■ **Exercise**
Reproduce all the entries exactly and keep the pictures out.

■ **Data to process**
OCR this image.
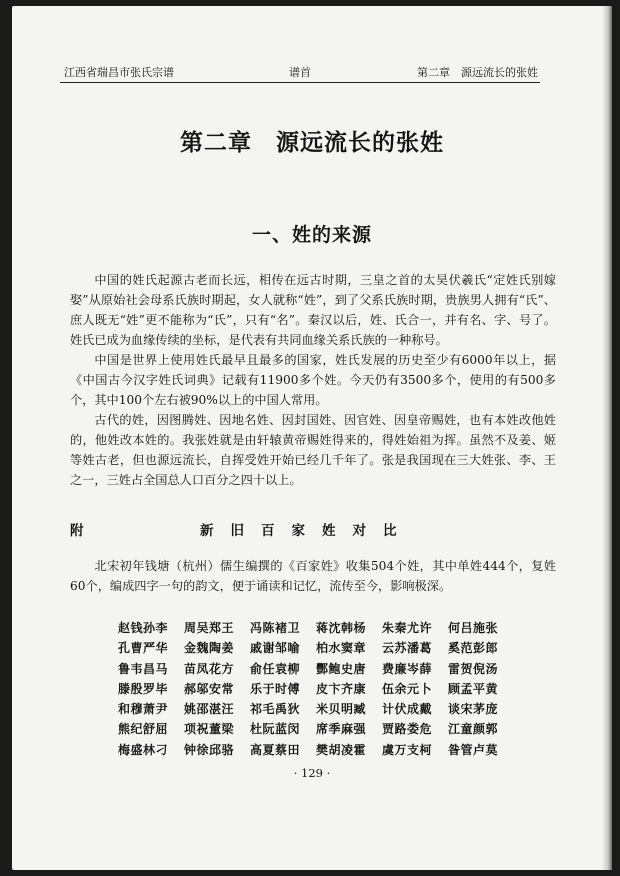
江西省瑞昌市张氏宗谱	谱首	第二章　源远流长的张姓
第二章　源远流长的张姓
一、姓的来源

中国的姓氏起源古老而长远，相传在远古时期，三皇之首的太昊伏羲氏“定姓氏别嫁娶”从原始社会母系氏族时期起，女人就称“姓”，到了父系氏族时期，贵族男人拥有“氏”、庶人既无“姓”更不能称为“氏”，只有“名”。秦汉以后，姓、氏合一，并有名、字、号了。姓氏已成为血缘传续的坐标，是代表有共同血缘关系氏族的一种称号。

中国是世界上使用姓氏最早且最多的国家，姓氏发展的历史至少有6000年以上，据《中国古今汉字姓氏词典》记载有11900多个姓。今天仍有3500多个，使用的有500多个，其中100个左右被90%以上的中国人常用。

古代的姓，因图腾姓、因地名姓、因封国姓、因官姓、因皇帝赐姓，也有本姓改他姓的，他姓改本姓的。我张姓就是由轩辕黄帝赐姓得来的，得姓始祖为挥。虽然不及姜、姬等姓古老，但也源远流长，自挥受姓开始已经几千年了。张是我国现在三大姓张、李、王之一，三姓占全国总人口百分之四十以上。

附	新旧百家姓对比

北宋初年钱塘（杭州）儒生编撰的《百家姓》收集504个姓，其中单姓444个，复姓60个，编成四字一句的韵文，便于诵读和记忆，流传至今，影响极深。

赵钱孙李	周吴郑王	冯陈褚卫	蒋沈韩杨	朱秦尤许	何吕施张
孔曹严华	金魏陶姜	戚谢邹喻	柏水窦章	云苏潘葛	奚范彭郎
鲁韦昌马	苗凤花方	俞任袁柳	酆鲍史唐	费廉岑薛	雷贺倪汤
滕殷罗毕	郝邬安常	乐于时傅	皮卞齐康	伍余元卜	顾孟平黄
和穆萧尹	姚邵湛汪	祁毛禹狄	米贝明臧	计伏成戴	谈宋茅庞
熊纪舒屈	项祝董梁	杜阮蓝闵	席季麻强	贾路娄危	江童颜郭
梅盛林刁	钟徐邱骆	高夏蔡田	樊胡凌霍	虞万支柯	昝管卢莫
· 129 ·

■ **Expected answer**
OCR this image.
江西省瑞昌市张氏宗谱	谱首	第二章　源远流长的张姓
第二章　源远流长的张姓
一、姓的来源

中国的姓氏起源古老而长远，相传在远古时期，三皇之首的太昊伏羲氏“定姓氏别嫁娶”从原始社会母系氏族时期起，女人就称“姓”，到了父系氏族时期，贵族男人拥有“氏”、庶人既无“姓”更不能称为“氏”，只有“名”。秦汉以后，姓、氏合一，并有名、字、号了。姓氏已成为血缘传续的坐标，是代表有共同血缘关系氏族的一种称号。

中国是世界上使用姓氏最早且最多的国家，姓氏发展的历史至少有6000年以上，据《中国古今汉字姓氏词典》记载有11900多个姓。今天仍有3500多个，使用的有500多个，其中100个左右被90%以上的中国人常用。

古代的姓，因图腾姓、因地名姓、因封国姓、因官姓、因皇帝赐姓，也有本姓改他姓的，他姓改本姓的。我张姓就是由轩辕黄帝赐姓得来的，得姓始祖为挥。虽然不及姜、姬等姓古老，但也源远流长，自挥受姓开始已经几千年了。张是我国现在三大姓张、李、王之一，三姓占全国总人口百分之四十以上。

附	新旧百家姓对比

北宋初年钱塘（杭州）儒生编撰的《百家姓》收集504个姓，其中单姓444个，复姓60个，编成四字一句的韵文，便于诵读和记忆，流传至今，影响极深。

赵钱孙李	周吴郑王	冯陈褚卫	蒋沈韩杨	朱秦尤许	何吕施张
孔曹严华	金魏陶姜	戚谢邹喻	柏水窦章	云苏潘葛	奚范彭郎
鲁韦昌马	苗凤花方	俞任袁柳	酆鲍史唐	费廉岑薛	雷贺倪汤
滕殷罗毕	郝邬安常	乐于时傅	皮卞齐康	伍余元卜	顾孟平黄
和穆萧尹	姚邵湛汪	祁毛禹狄	米贝明臧	计伏成戴	谈宋茅庞
熊纪舒屈	项祝董梁	杜阮蓝闵	席季麻强	贾路娄危	江童颜郭
梅盛林刁	钟徐邱骆	高夏蔡田	樊胡凌霍	虞万支柯	昝管卢莫
· 129 ·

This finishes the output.